▶ **Brief A**
Answer these from the redistricting discussion that follows, one answer per line marked (i), (ii), (iii):
(i) What nickname is given to the Ohio district it mentions?
(ii) Who draws Iowa's maps?
(iii) How often are legislative districts drawn around the country?
▶ **Brief B**
Please explain in one to three sentences why, according to the redistricting discussion below, states, cities and counties redraw their districts after the census comes out.
▶ **Brief C**
Write the next part of the redistricting discussion that follows, picking up after its final line.

▶ **Page excerpt**
============================================================

Then, of course, there is the Maryland broken-winged pterodactyl, another legislative map.
And who can forget Ohio's district nicknamed The Duck, a third district from a legislative-controlled map.
Contrast this with Iowa.
Their maps are drawn by nonpartisan staff and presented to the legislature for an up or down vote, with no amendments whatsoever allowed.
Redistricting is meant to protect equality and voting.
But when maps are drawn for political advantage, the system can leave many voters feeling sidelined.
And when the very lawmakers who could prevent gerrymandering are the ones who benefit from it, this erodes trust in elections overall.
Ultimately, when it comes to redrawing the maps, one thing is for certain: The lines are blurred.
So let's get some clarity in the center ring.
Joining me in the center ring is Harvard professor of law, Nicholas Stephanopoulos.
Welcome, Nicholas.
>> Prof. Stephanopoulos: Thanks for having me on.
>> John: Well, we got a lot to talk about with gerrymandering, so let's get right to it.
Before we get into the actual term gerrymandering, tell us how districts are set up in this country, political districts.
>> Prof. Stephanopoulos: Yeah, so once per decade, we draw legislative districts all around the country to make sure they all have about the same population.
So the census comes out with new population data at the beginning of the decade, and then, states and cities and counties, all across America redraw their districts to make sure they have about the same population, within each district.
>> John: So if a state like New York, which has been losing population, for decades, every ten years, it seems like we're losing another around district.
I had 45 when I was a kid in New York State about that, and now we're down to 26.
And so who sets who decides where those congressional districts go and the numbers?

============================================================

▶ **Collected material**
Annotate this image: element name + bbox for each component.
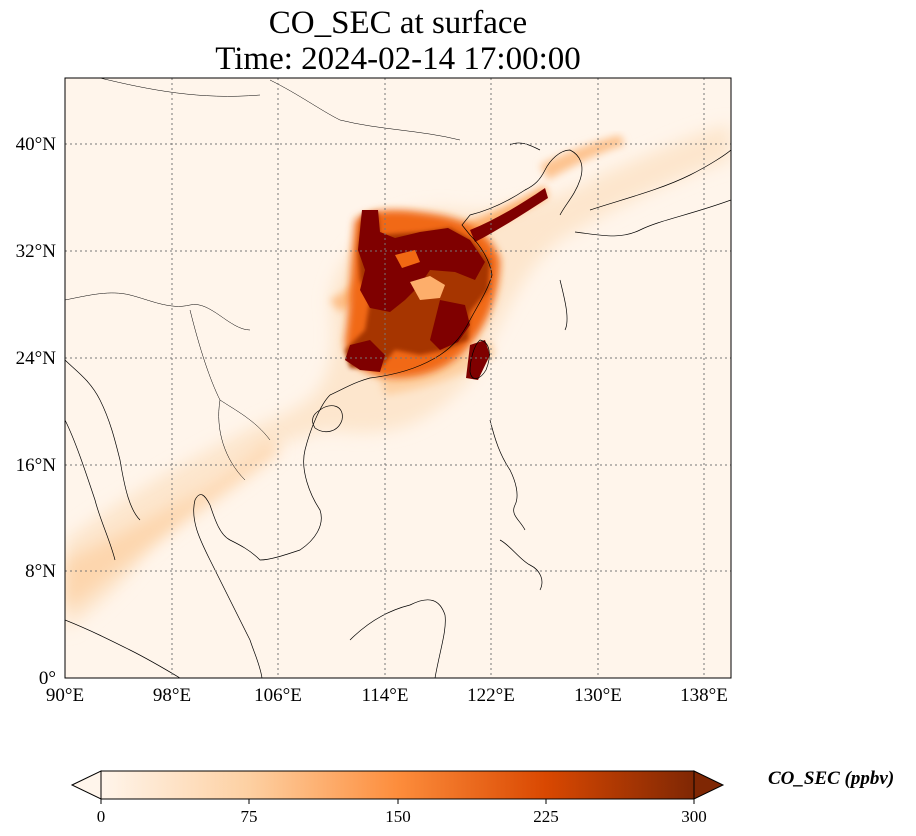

============================================================

▶ **Exercise result A**
(i) The Duck
(ii) Nonpartisan staff
(iii) Once per decade

▶ **Exercise result B**
The census provides new population data at the beginning of each decade. States, cities and counties then redraw their districts so that each district has about the same population.

▶ **Exercise result C**
>> Prof. Stephanopoulos: Yeah, so usually redistricting is a bill just like any other one, and so elected legislators would be the ones passing a new district map.
That's the norm in most U.S. states.
A few states have commissions drawing district lines instead.
And so commissions are typically made up of non-legislator, non-politician citizens who don't have a vested interest in the results of the redistricting process.
And that's how the lines are drawn in about 10 or 15 states around the country.
Whoever draws the lines, they have to make sure using census data that every district has about the same population.
And they also have to satisfy various other requirements, drawing compact districts or trying not to split up county or municipal boundaries.
>> John: Now, in doing this redistricting, it's pretty clear that there's been some issues lately.
The term gerrymandering has become commonplace.
What is gerrymandering?
>> Prof. Stephanopoulos: So gerrymandering just refers to drawing district lines with the goal, and usually also with the effect, of benefiting the line drawing party and disadvantaging the other party.
And we've had gerrymandering for a long time in the U.S.
The term dates back to the early 1800s, and a particularly aggressive and ugly looking gerrymander that Elbridge Gerry's party, the Democrat Republican Party used to try to handicap the Federalists back in Massachusetts around 1812 or so.
Maybe that was the first, but by no means the last gerrymander.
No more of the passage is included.